**Work to do**
Any pictures in the records below should be skipped; write out everything else exactly.

== Data extract ==

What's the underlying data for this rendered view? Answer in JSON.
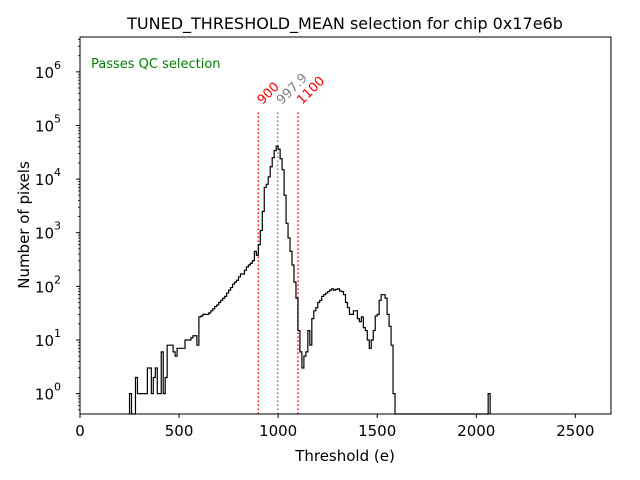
{
  "chart_data": {
    "type": "histogram",
    "title": "TUNED_THRESHOLD_MEAN selection for chip 0x17e6b",
    "xlabel": "Threshold (e)",
    "ylabel": "Number of pixels",
    "xlim": [
      0,
      2680
    ],
    "ylim_log10": [
      -0.38,
      6.65
    ],
    "bin_width": 10,
    "x_ticks": [
      {
        "value": 0,
        "label": "0"
      },
      {
        "value": 500,
        "label": "500"
      },
      {
        "value": 1000,
        "label": "1000"
      },
      {
        "value": 1500,
        "label": "1500"
      },
      {
        "value": 2000,
        "label": "2000"
      },
      {
        "value": 2500,
        "label": "2500"
      }
    ],
    "y_ticks": [
      {
        "exp": 0,
        "base": "10",
        "sup": "0"
      },
      {
        "exp": 1,
        "base": "10",
        "sup": "1"
      },
      {
        "exp": 2,
        "base": "10",
        "sup": "2"
      },
      {
        "exp": 3,
        "base": "10",
        "sup": "3"
      },
      {
        "exp": 4,
        "base": "10",
        "sup": "4"
      },
      {
        "exp": 5,
        "base": "10",
        "sup": "5"
      },
      {
        "exp": 6,
        "base": "10",
        "sup": "6"
      }
    ],
    "bins": [
      [
        250,
        1
      ],
      [
        260,
        0
      ],
      [
        270,
        0
      ],
      [
        280,
        2
      ],
      [
        290,
        1
      ],
      [
        300,
        1
      ],
      [
        310,
        1
      ],
      [
        320,
        1
      ],
      [
        330,
        1
      ],
      [
        340,
        3
      ],
      [
        350,
        3
      ],
      [
        360,
        1
      ],
      [
        370,
        2
      ],
      [
        380,
        3
      ],
      [
        390,
        1
      ],
      [
        400,
        1
      ],
      [
        410,
        6
      ],
      [
        420,
        1
      ],
      [
        430,
        2
      ],
      [
        440,
        8
      ],
      [
        450,
        8
      ],
      [
        460,
        8
      ],
      [
        470,
        6
      ],
      [
        480,
        5
      ],
      [
        490,
        7
      ],
      [
        500,
        7
      ],
      [
        510,
        7
      ],
      [
        520,
        7
      ],
      [
        530,
        10
      ],
      [
        540,
        10
      ],
      [
        550,
        10
      ],
      [
        560,
        11
      ],
      [
        570,
        12
      ],
      [
        580,
        12
      ],
      [
        590,
        8
      ],
      [
        600,
        27
      ],
      [
        610,
        28
      ],
      [
        620,
        30
      ],
      [
        630,
        30
      ],
      [
        640,
        30
      ],
      [
        650,
        32
      ],
      [
        660,
        35
      ],
      [
        670,
        38
      ],
      [
        680,
        42
      ],
      [
        690,
        45
      ],
      [
        700,
        50
      ],
      [
        710,
        55
      ],
      [
        720,
        60
      ],
      [
        730,
        65
      ],
      [
        740,
        75
      ],
      [
        750,
        85
      ],
      [
        760,
        95
      ],
      [
        770,
        110
      ],
      [
        780,
        120
      ],
      [
        790,
        130
      ],
      [
        800,
        150
      ],
      [
        810,
        170
      ],
      [
        820,
        170
      ],
      [
        830,
        200
      ],
      [
        840,
        230
      ],
      [
        850,
        250
      ],
      [
        860,
        270
      ],
      [
        870,
        300
      ],
      [
        880,
        450
      ],
      [
        890,
        380
      ],
      [
        900,
        600
      ],
      [
        910,
        1100
      ],
      [
        920,
        2500
      ],
      [
        930,
        7000
      ],
      [
        940,
        8000
      ],
      [
        950,
        11000
      ],
      [
        960,
        17000
      ],
      [
        970,
        25000
      ],
      [
        980,
        34000
      ],
      [
        990,
        41000
      ],
      [
        1000,
        36000
      ],
      [
        1010,
        24000
      ],
      [
        1020,
        15000
      ],
      [
        1030,
        5000
      ],
      [
        1040,
        1500
      ],
      [
        1050,
        800
      ],
      [
        1060,
        450
      ],
      [
        1070,
        250
      ],
      [
        1080,
        120
      ],
      [
        1090,
        60
      ],
      [
        1100,
        15
      ],
      [
        1110,
        6
      ],
      [
        1120,
        3
      ],
      [
        1130,
        5
      ],
      [
        1140,
        6
      ],
      [
        1150,
        15
      ],
      [
        1160,
        8
      ],
      [
        1170,
        25
      ],
      [
        1180,
        35
      ],
      [
        1190,
        40
      ],
      [
        1200,
        50
      ],
      [
        1210,
        55
      ],
      [
        1220,
        65
      ],
      [
        1230,
        70
      ],
      [
        1240,
        75
      ],
      [
        1250,
        80
      ],
      [
        1260,
        85
      ],
      [
        1270,
        90
      ],
      [
        1280,
        85
      ],
      [
        1290,
        88
      ],
      [
        1300,
        90
      ],
      [
        1310,
        82
      ],
      [
        1320,
        80
      ],
      [
        1330,
        70
      ],
      [
        1340,
        50
      ],
      [
        1350,
        40
      ],
      [
        1360,
        30
      ],
      [
        1370,
        30
      ],
      [
        1380,
        35
      ],
      [
        1390,
        35
      ],
      [
        1400,
        25
      ],
      [
        1410,
        22
      ],
      [
        1420,
        27
      ],
      [
        1430,
        17
      ],
      [
        1440,
        15
      ],
      [
        1450,
        10
      ],
      [
        1460,
        7
      ],
      [
        1470,
        10
      ],
      [
        1480,
        15
      ],
      [
        1490,
        28
      ],
      [
        1500,
        30
      ],
      [
        1510,
        55
      ],
      [
        1520,
        70
      ],
      [
        1530,
        70
      ],
      [
        1540,
        60
      ],
      [
        1550,
        30
      ],
      [
        1560,
        18
      ],
      [
        1570,
        8
      ],
      [
        1580,
        1
      ],
      [
        1590,
        0
      ],
      [
        1600,
        0
      ],
      [
        1610,
        0
      ],
      [
        1620,
        0
      ],
      [
        1630,
        0
      ],
      [
        1640,
        0
      ],
      [
        1650,
        0
      ],
      [
        1660,
        0
      ],
      [
        1670,
        0
      ],
      [
        1680,
        0
      ],
      [
        1690,
        0
      ],
      [
        1700,
        0
      ],
      [
        1710,
        0
      ],
      [
        1720,
        0
      ],
      [
        1730,
        0
      ],
      [
        1740,
        0
      ],
      [
        1750,
        0
      ],
      [
        1760,
        0
      ],
      [
        1770,
        0
      ],
      [
        1780,
        0
      ],
      [
        1790,
        0
      ],
      [
        1800,
        0
      ],
      [
        1810,
        0
      ],
      [
        1820,
        0
      ],
      [
        1830,
        0
      ],
      [
        1840,
        0
      ],
      [
        1850,
        0
      ],
      [
        1860,
        0
      ],
      [
        1870,
        0
      ],
      [
        1880,
        0
      ],
      [
        1890,
        0
      ],
      [
        1900,
        0
      ],
      [
        1910,
        0
      ],
      [
        1920,
        0
      ],
      [
        1930,
        0
      ],
      [
        1940,
        0
      ],
      [
        1950,
        0
      ],
      [
        1960,
        0
      ],
      [
        1970,
        0
      ],
      [
        1980,
        0
      ],
      [
        1990,
        0
      ],
      [
        2000,
        0
      ],
      [
        2010,
        0
      ],
      [
        2020,
        0
      ],
      [
        2030,
        0
      ],
      [
        2040,
        0
      ],
      [
        2050,
        0
      ],
      [
        2060,
        1
      ]
    ],
    "vlines": [
      {
        "x": 900,
        "label": "900",
        "color": "#ff0000",
        "style": "dotted"
      },
      {
        "x": 997.9,
        "label": "997.9",
        "color": "#808080",
        "style": "dotted"
      },
      {
        "x": 1100,
        "label": "1100",
        "color": "#ff0000",
        "style": "dotted"
      }
    ],
    "annotation": {
      "text": "Passes QC selection",
      "color": "#008000",
      "position": "top-left"
    },
    "line_color": "#000000"
  }
}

===

**Correct response**
What's the underlying data for this rendered view? Answer in JSON.
{
  "chart_data": {
    "type": "histogram",
    "title": "TUNED_THRESHOLD_MEAN selection for chip 0x17e6b",
    "xlabel": "Threshold (e)",
    "ylabel": "Number of pixels",
    "xlim": [
      0,
      2680
    ],
    "ylim_log10": [
      -0.38,
      6.65
    ],
    "bin_width": 10,
    "x_ticks": [
      {
        "value": 0,
        "label": "0"
      },
      {
        "value": 500,
        "label": "500"
      },
      {
        "value": 1000,
        "label": "1000"
      },
      {
        "value": 1500,
        "label": "1500"
      },
      {
        "value": 2000,
        "label": "2000"
      },
      {
        "value": 2500,
        "label": "2500"
      }
    ],
    "y_ticks": [
      {
        "exp": 0,
        "base": "10",
        "sup": "0"
      },
      {
        "exp": 1,
        "base": "10",
        "sup": "1"
      },
      {
        "exp": 2,
        "base": "10",
        "sup": "2"
      },
      {
        "exp": 3,
        "base": "10",
        "sup": "3"
      },
      {
        "exp": 4,
        "base": "10",
        "sup": "4"
      },
      {
        "exp": 5,
        "base": "10",
        "sup": "5"
      },
      {
        "exp": 6,
        "base": "10",
        "sup": "6"
      }
    ],
    "bins": [
      [
        250,
        1
      ],
      [
        260,
        0
      ],
      [
        270,
        0
      ],
      [
        280,
        2
      ],
      [
        290,
        1
      ],
      [
        300,
        1
      ],
      [
        310,
        1
      ],
      [
        320,
        1
      ],
      [
        330,
        1
      ],
      [
        340,
        3
      ],
      [
        350,
        3
      ],
      [
        360,
        1
      ],
      [
        370,
        2
      ],
      [
        380,
        3
      ],
      [
        390,
        1
      ],
      [
        400,
        1
      ],
      [
        410,
        6
      ],
      [
        420,
        1
      ],
      [
        430,
        2
      ],
      [
        440,
        8
      ],
      [
        450,
        8
      ],
      [
        460,
        8
      ],
      [
        470,
        6
      ],
      [
        480,
        5
      ],
      [
        490,
        7
      ],
      [
        500,
        7
      ],
      [
        510,
        7
      ],
      [
        520,
        7
      ],
      [
        530,
        10
      ],
      [
        540,
        10
      ],
      [
        550,
        10
      ],
      [
        560,
        11
      ],
      [
        570,
        12
      ],
      [
        580,
        12
      ],
      [
        590,
        8
      ],
      [
        600,
        27
      ],
      [
        610,
        28
      ],
      [
        620,
        30
      ],
      [
        630,
        30
      ],
      [
        640,
        30
      ],
      [
        650,
        32
      ],
      [
        660,
        35
      ],
      [
        670,
        38
      ],
      [
        680,
        42
      ],
      [
        690,
        45
      ],
      [
        700,
        50
      ],
      [
        710,
        55
      ],
      [
        720,
        60
      ],
      [
        730,
        65
      ],
      [
        740,
        75
      ],
      [
        750,
        85
      ],
      [
        760,
        95
      ],
      [
        770,
        110
      ],
      [
        780,
        120
      ],
      [
        790,
        130
      ],
      [
        800,
        150
      ],
      [
        810,
        170
      ],
      [
        820,
        170
      ],
      [
        830,
        200
      ],
      [
        840,
        230
      ],
      [
        850,
        250
      ],
      [
        860,
        270
      ],
      [
        870,
        300
      ],
      [
        880,
        450
      ],
      [
        890,
        380
      ],
      [
        900,
        600
      ],
      [
        910,
        1100
      ],
      [
        920,
        2500
      ],
      [
        930,
        7000
      ],
      [
        940,
        8000
      ],
      [
        950,
        11000
      ],
      [
        960,
        17000
      ],
      [
        970,
        25000
      ],
      [
        980,
        34000
      ],
      [
        990,
        41000
      ],
      [
        1000,
        36000
      ],
      [
        1010,
        24000
      ],
      [
        1020,
        15000
      ],
      [
        1030,
        5000
      ],
      [
        1040,
        1500
      ],
      [
        1050,
        800
      ],
      [
        1060,
        450
      ],
      [
        1070,
        250
      ],
      [
        1080,
        120
      ],
      [
        1090,
        60
      ],
      [
        1100,
        15
      ],
      [
        1110,
        6
      ],
      [
        1120,
        3
      ],
      [
        1130,
        5
      ],
      [
        1140,
        6
      ],
      [
        1150,
        15
      ],
      [
        1160,
        8
      ],
      [
        1170,
        25
      ],
      [
        1180,
        35
      ],
      [
        1190,
        40
      ],
      [
        1200,
        50
      ],
      [
        1210,
        55
      ],
      [
        1220,
        65
      ],
      [
        1230,
        70
      ],
      [
        1240,
        75
      ],
      [
        1250,
        80
      ],
      [
        1260,
        85
      ],
      [
        1270,
        90
      ],
      [
        1280,
        85
      ],
      [
        1290,
        88
      ],
      [
        1300,
        90
      ],
      [
        1310,
        82
      ],
      [
        1320,
        80
      ],
      [
        1330,
        70
      ],
      [
        1340,
        50
      ],
      [
        1350,
        40
      ],
      [
        1360,
        30
      ],
      [
        1370,
        30
      ],
      [
        1380,
        35
      ],
      [
        1390,
        35
      ],
      [
        1400,
        25
      ],
      [
        1410,
        22
      ],
      [
        1420,
        27
      ],
      [
        1430,
        17
      ],
      [
        1440,
        15
      ],
      [
        1450,
        10
      ],
      [
        1460,
        7
      ],
      [
        1470,
        10
      ],
      [
        1480,
        15
      ],
      [
        1490,
        28
      ],
      [
        1500,
        30
      ],
      [
        1510,
        55
      ],
      [
        1520,
        70
      ],
      [
        1530,
        70
      ],
      [
        1540,
        60
      ],
      [
        1550,
        30
      ],
      [
        1560,
        18
      ],
      [
        1570,
        8
      ],
      [
        1580,
        1
      ],
      [
        1590,
        0
      ],
      [
        1600,
        0
      ],
      [
        1610,
        0
      ],
      [
        1620,
        0
      ],
      [
        1630,
        0
      ],
      [
        1640,
        0
      ],
      [
        1650,
        0
      ],
      [
        1660,
        0
      ],
      [
        1670,
        0
      ],
      [
        1680,
        0
      ],
      [
        1690,
        0
      ],
      [
        1700,
        0
      ],
      [
        1710,
        0
      ],
      [
        1720,
        0
      ],
      [
        1730,
        0
      ],
      [
        1740,
        0
      ],
      [
        1750,
        0
      ],
      [
        1760,
        0
      ],
      [
        1770,
        0
      ],
      [
        1780,
        0
      ],
      [
        1790,
        0
      ],
      [
        1800,
        0
      ],
      [
        1810,
        0
      ],
      [
        1820,
        0
      ],
      [
        1830,
        0
      ],
      [
        1840,
        0
      ],
      [
        1850,
        0
      ],
      [
        1860,
        0
      ],
      [
        1870,
        0
      ],
      [
        1880,
        0
      ],
      [
        1890,
        0
      ],
      [
        1900,
        0
      ],
      [
        1910,
        0
      ],
      [
        1920,
        0
      ],
      [
        1930,
        0
      ],
      [
        1940,
        0
      ],
      [
        1950,
        0
      ],
      [
        1960,
        0
      ],
      [
        1970,
        0
      ],
      [
        1980,
        0
      ],
      [
        1990,
        0
      ],
      [
        2000,
        0
      ],
      [
        2010,
        0
      ],
      [
        2020,
        0
      ],
      [
        2030,
        0
      ],
      [
        2040,
        0
      ],
      [
        2050,
        0
      ],
      [
        2060,
        1
      ]
    ],
    "vlines": [
      {
        "x": 900,
        "label": "900",
        "color": "#ff0000",
        "style": "dotted"
      },
      {
        "x": 997.9,
        "label": "997.9",
        "color": "#808080",
        "style": "dotted"
      },
      {
        "x": 1100,
        "label": "1100",
        "color": "#ff0000",
        "style": "dotted"
      }
    ],
    "annotation": {
      "text": "Passes QC selection",
      "color": "#008000",
      "position": "top-left"
    },
    "line_color": "#000000"
  }
}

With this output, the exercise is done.